+++ Page
Split my dataset from key column auto-recognition
Hello, Bonjour,
I have a dataset and I want to spilt it in 2 parts. Data from a key column (2000 rows)
In this key column is a full sentence (exemple : "hello how r u", "how r you", "hello fine")
And when a key word is detected ("exemple : hello") it'll split automatically in one new dataset and when it's not detected it'll split in the second new dataset.
Hope my english isn't too bad :d
Thanks for your help! Cheers
Best Answer
-
AlexGo Dataiker, Dataiku DSS Core Designer, Dataiku DSS ML Practitioner, Dataiku DSS Adv Designer, Registered Posts: 18 Dataiker
No problem! You just need to change it to 'At least one of the following' in the drop down at the top, and then add additional conditions.
You could also use a regular expression or a formula if you're comfortable with those
Answers
-
AlexGo Dataiker, Dataiku DSS Core Designer, Dataiku DSS ML Practitioner, Dataiku DSS Adv Designer, Registered Posts: 18 Dataiker
Hi,
You should be able to use the 'Split' visual recipe for this. You just need to select the 'Define filters' and then use the column 'contains' condition. You can split to several different datasets based on terms, or add several conditions to each dataset if you want.
Everything else will go by default to the second dataset.
-
Thanks @AlexGo
it work perfectly!I want to use different key words. I can use space between them or coma ? or something else ?
Thanks
-
Thanks guys for the solutions
++++++
+++ The data
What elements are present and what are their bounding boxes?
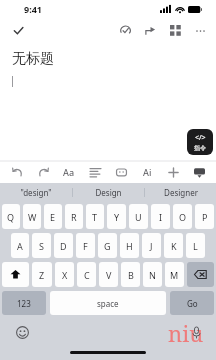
staticText: Y [114, 211, 120, 223]
staticText: Z [39, 269, 45, 281]
button[interactable]: Z [32, 262, 52, 287]
staticText: Q [7, 211, 15, 223]
staticText: Go [187, 298, 198, 309]
staticText: Ai [143, 166, 152, 178]
button[interactable]: 列表 [86, 163, 104, 181]
button[interactable]: 删除 [187, 262, 214, 287]
button[interactable]: Aa [60, 163, 78, 181]
staticText: O [179, 211, 187, 223]
staticText: C [84, 269, 90, 281]
button[interactable]: Y [107, 204, 126, 229]
staticText: K [171, 240, 177, 252]
button[interactable]: G [98, 233, 117, 258]
button[interactable]: 指令 [187, 129, 213, 155]
button[interactable]: B [121, 262, 140, 287]
button[interactable]: I [151, 204, 170, 229]
button[interactable]: space [50, 291, 166, 315]
button[interactable]: "design" [0, 183, 72, 202]
button[interactable]: P [195, 204, 214, 229]
button[interactable]: 上档 [2, 262, 29, 287]
staticText: U [135, 211, 142, 223]
staticText: L [193, 240, 198, 252]
staticText: A [17, 240, 23, 252]
button[interactable]: W [23, 204, 41, 229]
staticText: 9:41 [24, 3, 42, 15]
button[interactable]: O [173, 204, 192, 229]
button[interactable]: 语音输入 [189, 326, 203, 340]
staticText: "design" [20, 187, 52, 198]
button[interactable]: 完成 [8, 20, 28, 40]
button[interactable]: X [55, 262, 74, 287]
staticText: space [97, 298, 119, 309]
button[interactable]: Go [170, 291, 214, 315]
staticText: P [202, 211, 208, 223]
button[interactable]: M [165, 262, 184, 287]
button[interactable]: C [77, 262, 96, 287]
staticText: 指令 [194, 144, 206, 152]
button[interactable]: 云同步 [117, 22, 133, 38]
button[interactable]: 键盘 [190, 163, 208, 181]
staticText: J [150, 240, 153, 252]
button[interactable]: 网格 [167, 22, 183, 38]
staticText: S [39, 240, 44, 252]
staticText: Designer [164, 187, 198, 198]
button[interactable]: U [129, 204, 148, 229]
staticText: E [50, 211, 56, 223]
button[interactable]: 分享 [142, 22, 158, 38]
staticText: V [106, 269, 112, 281]
button[interactable]: 撤销 [8, 163, 26, 181]
button[interactable]: A [11, 233, 29, 258]
staticText: X [62, 269, 68, 281]
button[interactable]: 贴纸 [112, 163, 130, 181]
button[interactable]: V [99, 262, 118, 287]
staticText: M [170, 269, 179, 281]
button[interactable]: R [65, 204, 83, 229]
button[interactable]: Designer [145, 183, 216, 202]
staticText: N [149, 269, 156, 281]
staticText: I [159, 211, 163, 223]
button[interactable]: 添加 [164, 163, 182, 181]
button[interactable]: N [143, 262, 162, 287]
staticText: G [104, 240, 111, 252]
button[interactable]: 重做 [34, 163, 52, 181]
button[interactable]: F [76, 233, 95, 258]
button[interactable]: Ai [138, 163, 156, 181]
staticText: Aa [63, 166, 75, 178]
staticText: D [60, 240, 67, 252]
button[interactable]: Design [73, 183, 144, 202]
button[interactable]: J [142, 233, 161, 258]
staticText: niu [168, 318, 204, 348]
button[interactable]: K [164, 233, 183, 258]
staticText: 无标题 [12, 50, 54, 68]
button[interactable]: L [186, 233, 205, 258]
staticText: Design [95, 187, 122, 198]
staticText: </> [195, 133, 206, 143]
button[interactable]: Q [2, 204, 20, 229]
button[interactable]: 123 [2, 291, 46, 315]
button[interactable]: 更多 [192, 22, 208, 38]
button[interactable]: T [86, 204, 104, 229]
staticText: W [28, 211, 37, 223]
button[interactable]: 表情 [14, 324, 30, 340]
button[interactable]: H [120, 233, 139, 258]
staticText: T [92, 211, 98, 223]
staticText: H [126, 240, 133, 252]
staticText: B [128, 269, 134, 281]
button[interactable]: S [32, 233, 51, 258]
staticText: 123 [17, 298, 31, 309]
button[interactable]: E [44, 204, 62, 229]
staticText: F [83, 240, 88, 252]
staticText: R [71, 211, 77, 223]
button[interactable]: D [54, 233, 73, 258]
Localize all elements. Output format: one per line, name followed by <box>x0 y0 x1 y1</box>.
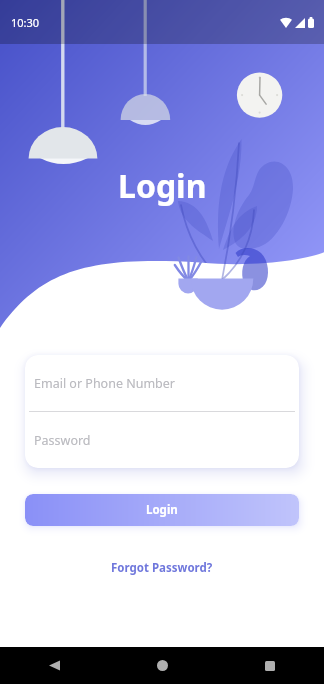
staticText: Email or Phone Number <box>34 375 176 392</box>
button[interactable]: Login <box>25 494 299 526</box>
staticText: Forgot Password? <box>111 560 213 576</box>
button[interactable]: Password <box>25 412 299 468</box>
button[interactable]: Email or Phone Number <box>25 355 299 412</box>
button[interactable]: Recent apps <box>251 647 289 684</box>
staticText: Login <box>118 164 207 208</box>
button[interactable]: Back <box>35 647 73 684</box>
staticText: 10:30 <box>11 15 40 30</box>
button[interactable]: Forgot Password? <box>105 554 219 582</box>
staticText: Password <box>34 432 91 449</box>
button[interactable]: Home <box>143 647 181 684</box>
staticText: Login <box>146 502 178 518</box>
++++++
▶ Requirements:
**1.** For each statement about the forum thread, state yes or no and quote the words of the thread that decide it: (a) the key column holds 2000 rows; (b) the reply recommends the 'Filter' visual recipe; (c) rows that meet no condition go by default to the second dataset.
**2.** Arrange the part of the entries that opens with the line containing "staticText: Y [114, 211, 120, 223]" and closes with the line containing "183, 72, 202]" as a Markdown table with the columns n and Line. Give each line a row number and leave out blank lines.
The entries are unrelated to the forum thread.

▶ Answers to the exercise:
**1.**
(a) Yes: "Data from a key column (2000 rows)"
(b) No: "You should be able to use the 'Split' visual recipe for this."
(c) Yes: "Everything else will go by default to the second dataset."

**2.**
| n | Line |
|---|---|
| 1 | staticText: Y [114, 211, 120, 223] |
| 2 | staticText: Z [39, 269, 45, 281] |
| 3 | button[interactable]: Z [32, 262, 52, 287] |
| 4 | staticText: Q [7, 211, 15, 223] |
| 5 | staticText: Go [187, 298, 198, 309] |
| 6 | staticText: Ai [143, 166, 152, 178] |
| 7 | button[interactable]: 列表 [86, 163, 104, 181] |
| 8 | button[interactable]: 删除 [187, 262, 214, 287] |
| 9 | button[interactable]: Aa [60, 163, 78, 181] |
| 10 | staticText: O [179, 211, 187, 223] |
| 11 | staticText: C [84, 269, 90, 281] |
| 12 | button[interactable]: Y [107, 204, 126, 229] |
| 13 | staticText: K [171, 240, 177, 252] |
| 14 | button[interactable]: G [98, 233, 117, 258] |
| 15 | button[interactable]: 指令 [187, 129, 213, 155] |
| 16 | button[interactable]: B [121, 262, 140, 287] |
| 17 | button[interactable]: I [151, 204, 170, 229] |
| 18 | button[interactable]: space [50, 291, 166, 315] |
| 19 | button[interactable]: "design" [0, 183, 72, 202] |